- **SHORT PROBLEM**: Repeat each record exactly as written, and drop any images.

---*---

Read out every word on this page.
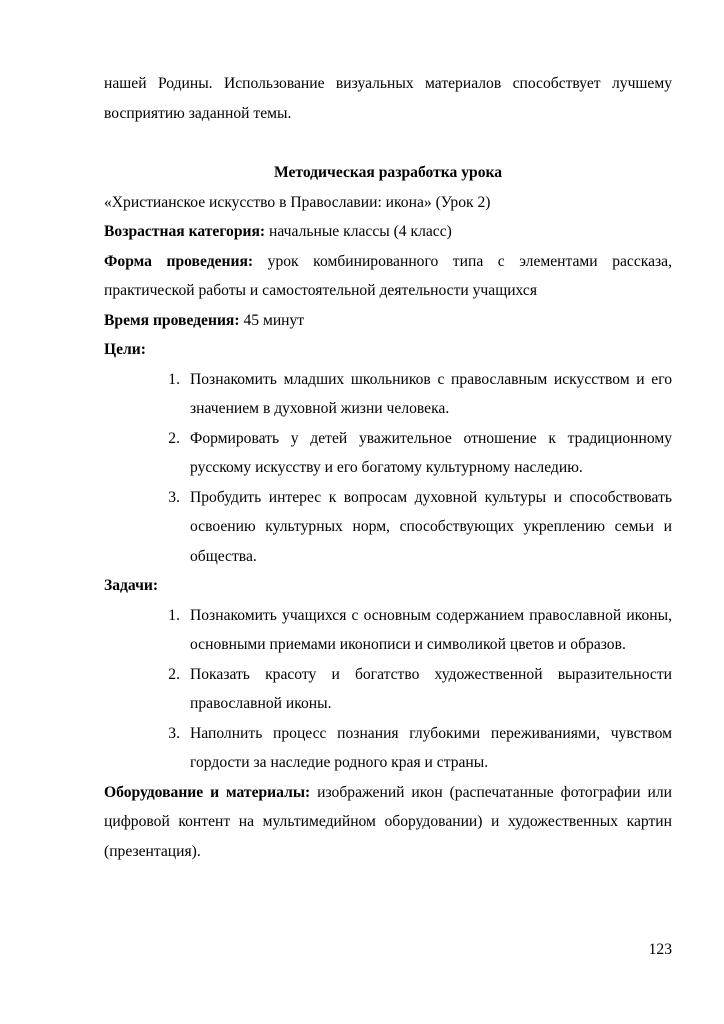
нашей Родины. Использование визуальных материалов способствует лучшему восприятию заданной темы.

Методическая разработка урока

«Христианское искусство в Православии: икона» (Урок 2)

Возрастная категория: начальные классы (4 класс)

Форма проведения: урок комбинированного типа с элементами рассказа, практической работы и самостоятельной деятельности учащихся

Время проведения: 45 минут

Цели:

1. Познакомить младших школьников с православным искусством и его значением в духовной жизни человека.
2. Формировать у детей уважительное отношение к традиционному русскому искусству и его богатому культурному наследию.
3. Пробудить интерес к вопросам духовной культуры и способствовать освоению культурных норм, способствующих укреплению семьи и общества.

Задачи:

1. Познакомить учащихся с основным содержанием православной иконы, основными приемами иконописи и символикой цветов и образов.
2. Показать красоту и богатство художественной выразительности православной иконы.
3. Наполнить процесс познания глубокими переживаниями, чувством гордости за наследие родного края и страны.

Оборудование и материалы: изображений икон (распечатанные фотографии или цифровой контент на мультимедийном оборудовании) и художественных картин (презентация).

123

---*---

- **FINISHED TASK**:
Read out every word on this page.
нашей Родины. Использование визуальных материалов способствует лучшему восприятию заданной темы.

Методическая разработка урока

«Христианское искусство в Православии: икона» (Урок 2)

Возрастная категория: начальные классы (4 класс)

Форма проведения: урок комбинированного типа с элементами рассказа, практической работы и самостоятельной деятельности учащихся

Время проведения: 45 минут

Цели:

1. Познакомить младших школьников с православным искусством и его значением в духовной жизни человека.
2. Формировать у детей уважительное отношение к традиционному русскому искусству и его богатому культурному наследию.
3. Пробудить интерес к вопросам духовной культуры и способствовать освоению культурных норм, способствующих укреплению семьи и общества.

Задачи:

1. Познакомить учащихся с основным содержанием православной иконы, основными приемами иконописи и символикой цветов и образов.
2. Показать красоту и богатство художественной выразительности православной иконы.
3. Наполнить процесс познания глубокими переживаниями, чувством гордости за наследие родного края и страны.

Оборудование и материалы: изображений икон (распечатанные фотографии или цифровой контент на мультимедийном оборудовании) и художественных картин (презентация).

123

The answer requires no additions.